"""

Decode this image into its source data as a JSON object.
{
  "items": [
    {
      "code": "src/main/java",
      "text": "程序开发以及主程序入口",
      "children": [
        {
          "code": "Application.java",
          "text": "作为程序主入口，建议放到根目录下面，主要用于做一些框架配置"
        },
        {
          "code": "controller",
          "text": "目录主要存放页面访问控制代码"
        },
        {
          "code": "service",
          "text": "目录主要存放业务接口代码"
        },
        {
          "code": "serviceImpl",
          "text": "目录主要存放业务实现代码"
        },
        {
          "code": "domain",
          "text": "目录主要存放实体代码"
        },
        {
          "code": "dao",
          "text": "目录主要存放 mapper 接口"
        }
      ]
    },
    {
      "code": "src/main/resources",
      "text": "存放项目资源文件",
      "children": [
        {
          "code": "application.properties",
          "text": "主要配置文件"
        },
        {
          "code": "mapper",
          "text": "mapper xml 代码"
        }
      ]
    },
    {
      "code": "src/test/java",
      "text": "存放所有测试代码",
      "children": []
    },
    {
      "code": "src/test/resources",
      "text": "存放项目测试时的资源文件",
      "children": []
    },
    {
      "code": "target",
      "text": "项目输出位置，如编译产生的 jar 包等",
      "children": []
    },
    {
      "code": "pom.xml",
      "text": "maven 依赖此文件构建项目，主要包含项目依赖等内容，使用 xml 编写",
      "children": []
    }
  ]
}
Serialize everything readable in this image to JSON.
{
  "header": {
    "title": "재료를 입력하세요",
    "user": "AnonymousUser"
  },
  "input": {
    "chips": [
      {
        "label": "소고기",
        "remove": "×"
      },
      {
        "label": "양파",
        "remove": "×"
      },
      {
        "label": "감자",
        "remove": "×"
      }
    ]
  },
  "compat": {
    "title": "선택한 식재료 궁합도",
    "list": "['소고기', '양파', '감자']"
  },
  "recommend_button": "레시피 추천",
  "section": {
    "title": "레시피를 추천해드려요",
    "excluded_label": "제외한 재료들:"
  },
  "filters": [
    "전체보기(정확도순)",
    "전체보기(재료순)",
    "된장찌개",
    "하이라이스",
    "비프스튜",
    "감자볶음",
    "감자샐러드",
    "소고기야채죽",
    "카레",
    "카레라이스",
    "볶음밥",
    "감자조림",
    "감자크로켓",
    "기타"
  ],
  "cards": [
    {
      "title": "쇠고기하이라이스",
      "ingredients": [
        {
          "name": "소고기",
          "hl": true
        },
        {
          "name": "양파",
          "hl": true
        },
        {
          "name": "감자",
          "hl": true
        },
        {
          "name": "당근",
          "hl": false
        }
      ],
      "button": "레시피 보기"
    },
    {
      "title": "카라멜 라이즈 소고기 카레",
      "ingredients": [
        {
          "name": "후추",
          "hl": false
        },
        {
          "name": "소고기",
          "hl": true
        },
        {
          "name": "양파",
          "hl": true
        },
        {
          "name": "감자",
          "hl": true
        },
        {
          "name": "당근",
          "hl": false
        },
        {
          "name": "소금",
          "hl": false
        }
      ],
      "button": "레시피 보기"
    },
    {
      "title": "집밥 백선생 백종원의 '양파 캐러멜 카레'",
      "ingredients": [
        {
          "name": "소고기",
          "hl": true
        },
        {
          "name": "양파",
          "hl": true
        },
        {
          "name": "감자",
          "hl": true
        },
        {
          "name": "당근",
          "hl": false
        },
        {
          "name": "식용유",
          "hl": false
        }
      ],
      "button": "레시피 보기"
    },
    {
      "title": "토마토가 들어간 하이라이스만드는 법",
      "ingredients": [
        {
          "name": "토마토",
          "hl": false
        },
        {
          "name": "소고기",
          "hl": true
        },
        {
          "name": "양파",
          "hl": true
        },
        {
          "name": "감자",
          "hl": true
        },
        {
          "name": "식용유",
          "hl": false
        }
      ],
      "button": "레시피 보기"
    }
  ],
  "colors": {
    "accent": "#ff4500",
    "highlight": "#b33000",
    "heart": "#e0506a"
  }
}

"""

* [WHAT THE EXERCISE ASKS]: Copy out each line that contains the word "test".

* [OUTPUT OF THE TASK]:
      "code": "src/test/java",
      "code": "src/test/resources",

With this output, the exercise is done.